• _What the exercise asks_:
Give back the full listing, character for character, with no pictures.
━━━━━━
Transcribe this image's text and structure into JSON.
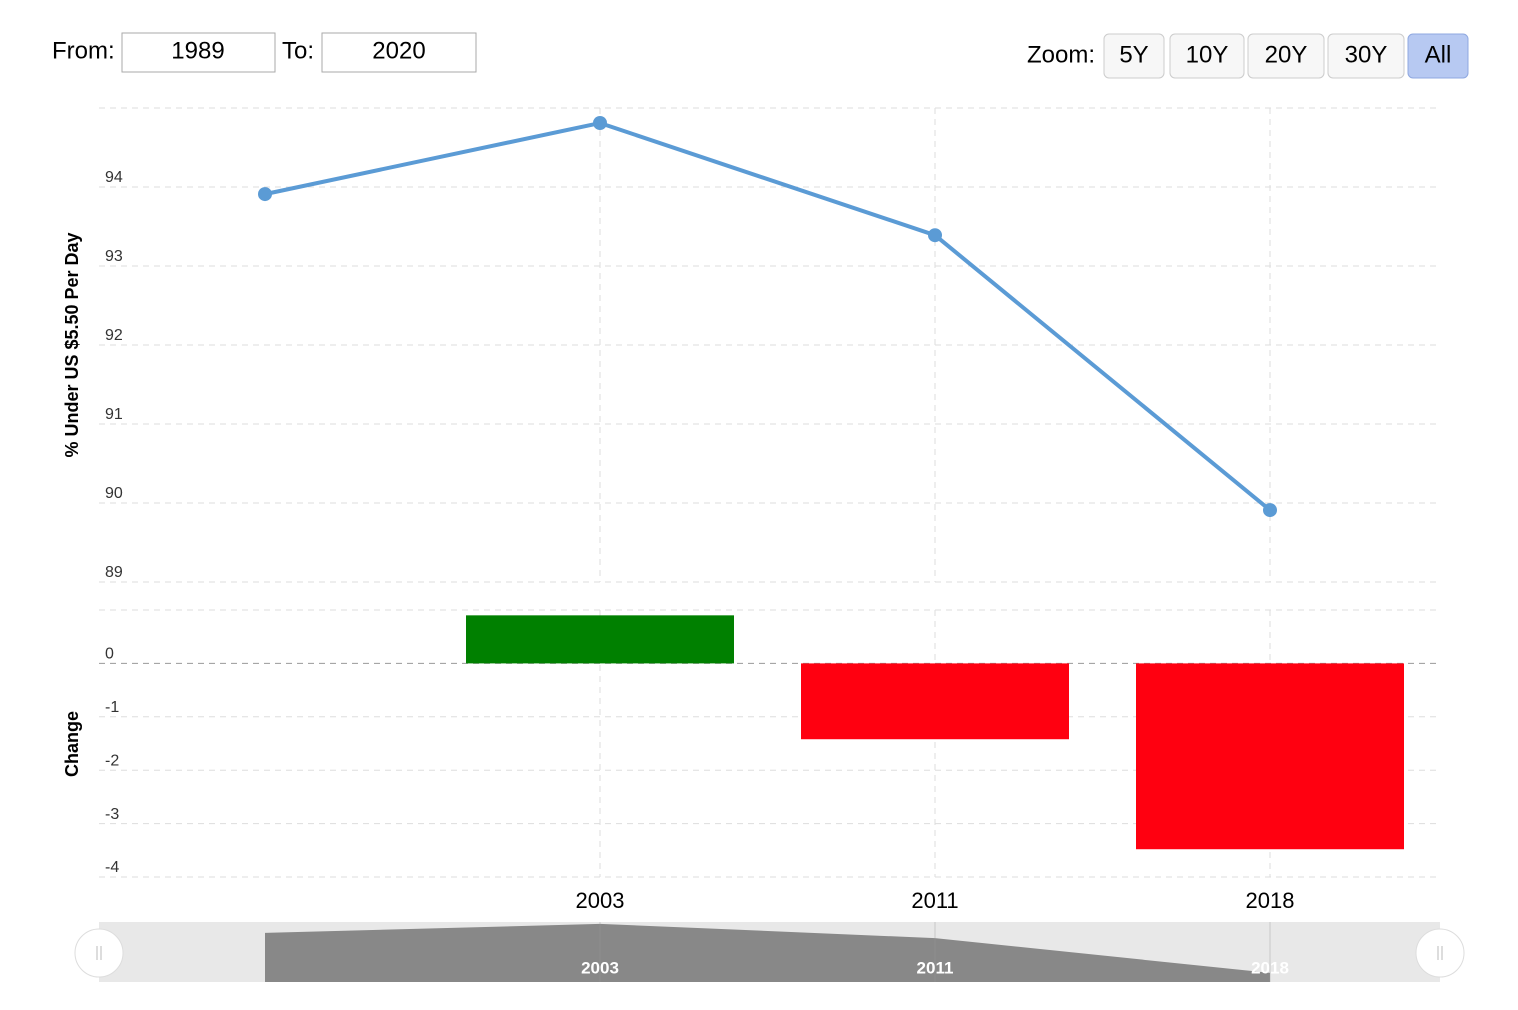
{
  "controls": {
    "from_label": "From:",
    "from": "1989",
    "to_label": "To:",
    "to": "2020",
    "zoom_label": "Zoom:",
    "zoom_buttons": [
      "5Y",
      "10Y",
      "20Y",
      "30Y",
      "All"
    ],
    "active_zoom": 4
  },
  "chart_data": [
    {
      "type": "line",
      "y_label": "% Under US $5.50 Per Day",
      "categories": [
        null,
        "2003",
        "2011",
        "2018"
      ],
      "values": [
        93.91,
        94.81,
        93.39,
        89.91
      ],
      "color": "#5b9bd5",
      "ylim": [
        89,
        95
      ],
      "yticks": [
        89,
        90,
        91,
        92,
        93,
        94
      ],
      "grid": true
    },
    {
      "type": "bar",
      "y_label": "Change",
      "categories": [
        null,
        "2003",
        "2011",
        "2018"
      ],
      "values": [
        null,
        0.9,
        -1.42,
        -3.48
      ],
      "positive_color": "#008000",
      "negative_color": "#ff0010",
      "ylim": [
        -4,
        1
      ],
      "yticks": [
        -4,
        -3,
        -2,
        -1,
        0
      ],
      "grid": true
    }
  ]
}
━━━━━━
• _Answer to this problem_:
Transcribe this image's text and structure into JSON.
{
  "controls": {
    "from_label": "From:",
    "from": "1989",
    "to_label": "To:",
    "to": "2020",
    "zoom_label": "Zoom:",
    "zoom_buttons": [
      "5Y",
      "10Y",
      "20Y",
      "30Y",
      "All"
    ],
    "active_zoom": 4
  },
  "chart_data": [
    {
      "type": "line",
      "y_label": "% Under US $5.50 Per Day",
      "categories": [
        null,
        "2003",
        "2011",
        "2018"
      ],
      "values": [
        93.91,
        94.81,
        93.39,
        89.91
      ],
      "color": "#5b9bd5",
      "ylim": [
        89,
        95
      ],
      "yticks": [
        89,
        90,
        91,
        92,
        93,
        94
      ],
      "grid": true
    },
    {
      "type": "bar",
      "y_label": "Change",
      "categories": [
        null,
        "2003",
        "2011",
        "2018"
      ],
      "values": [
        null,
        0.9,
        -1.42,
        -3.48
      ],
      "positive_color": "#008000",
      "negative_color": "#ff0010",
      "ylim": [
        -4,
        1
      ],
      "yticks": [
        -4,
        -3,
        -2,
        -1,
        0
      ],
      "grid": true
    }
  ]
}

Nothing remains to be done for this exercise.